Copy each line below without leaving any out.

※ ※ ※

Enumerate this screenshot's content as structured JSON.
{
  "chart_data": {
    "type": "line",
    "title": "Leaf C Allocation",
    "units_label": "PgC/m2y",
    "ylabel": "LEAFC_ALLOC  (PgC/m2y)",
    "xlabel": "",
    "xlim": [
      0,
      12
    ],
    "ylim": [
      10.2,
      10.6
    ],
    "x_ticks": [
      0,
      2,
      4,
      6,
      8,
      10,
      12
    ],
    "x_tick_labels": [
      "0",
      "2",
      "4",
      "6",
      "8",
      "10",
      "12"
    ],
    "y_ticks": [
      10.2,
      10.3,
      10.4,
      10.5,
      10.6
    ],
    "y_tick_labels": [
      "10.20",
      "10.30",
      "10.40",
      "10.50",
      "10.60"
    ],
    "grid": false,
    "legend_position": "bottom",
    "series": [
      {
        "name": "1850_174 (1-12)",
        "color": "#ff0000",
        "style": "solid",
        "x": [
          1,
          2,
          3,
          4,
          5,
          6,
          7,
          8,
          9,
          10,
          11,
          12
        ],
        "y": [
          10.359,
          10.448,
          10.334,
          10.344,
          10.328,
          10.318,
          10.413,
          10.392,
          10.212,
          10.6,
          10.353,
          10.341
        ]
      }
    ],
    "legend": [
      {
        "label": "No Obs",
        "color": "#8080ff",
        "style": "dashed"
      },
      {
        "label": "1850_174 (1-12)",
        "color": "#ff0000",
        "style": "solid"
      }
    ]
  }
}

※ ※ ※

- Exercise answer -
Enumerate this screenshot's content as structured JSON.
{
  "chart_data": {
    "type": "line",
    "title": "Leaf C Allocation",
    "units_label": "PgC/m2y",
    "ylabel": "LEAFC_ALLOC  (PgC/m2y)",
    "xlabel": "",
    "xlim": [
      0,
      12
    ],
    "ylim": [
      10.2,
      10.6
    ],
    "x_ticks": [
      0,
      2,
      4,
      6,
      8,
      10,
      12
    ],
    "x_tick_labels": [
      "0",
      "2",
      "4",
      "6",
      "8",
      "10",
      "12"
    ],
    "y_ticks": [
      10.2,
      10.3,
      10.4,
      10.5,
      10.6
    ],
    "y_tick_labels": [
      "10.20",
      "10.30",
      "10.40",
      "10.50",
      "10.60"
    ],
    "grid": false,
    "legend_position": "bottom",
    "series": [
      {
        "name": "1850_174 (1-12)",
        "color": "#ff0000",
        "style": "solid",
        "x": [
          1,
          2,
          3,
          4,
          5,
          6,
          7,
          8,
          9,
          10,
          11,
          12
        ],
        "y": [
          10.359,
          10.448,
          10.334,
          10.344,
          10.328,
          10.318,
          10.413,
          10.392,
          10.212,
          10.6,
          10.353,
          10.341
        ]
      }
    ],
    "legend": [
      {
        "label": "No Obs",
        "color": "#8080ff",
        "style": "dashed"
      },
      {
        "label": "1850_174 (1-12)",
        "color": "#ff0000",
        "style": "solid"
      }
    ]
  }
}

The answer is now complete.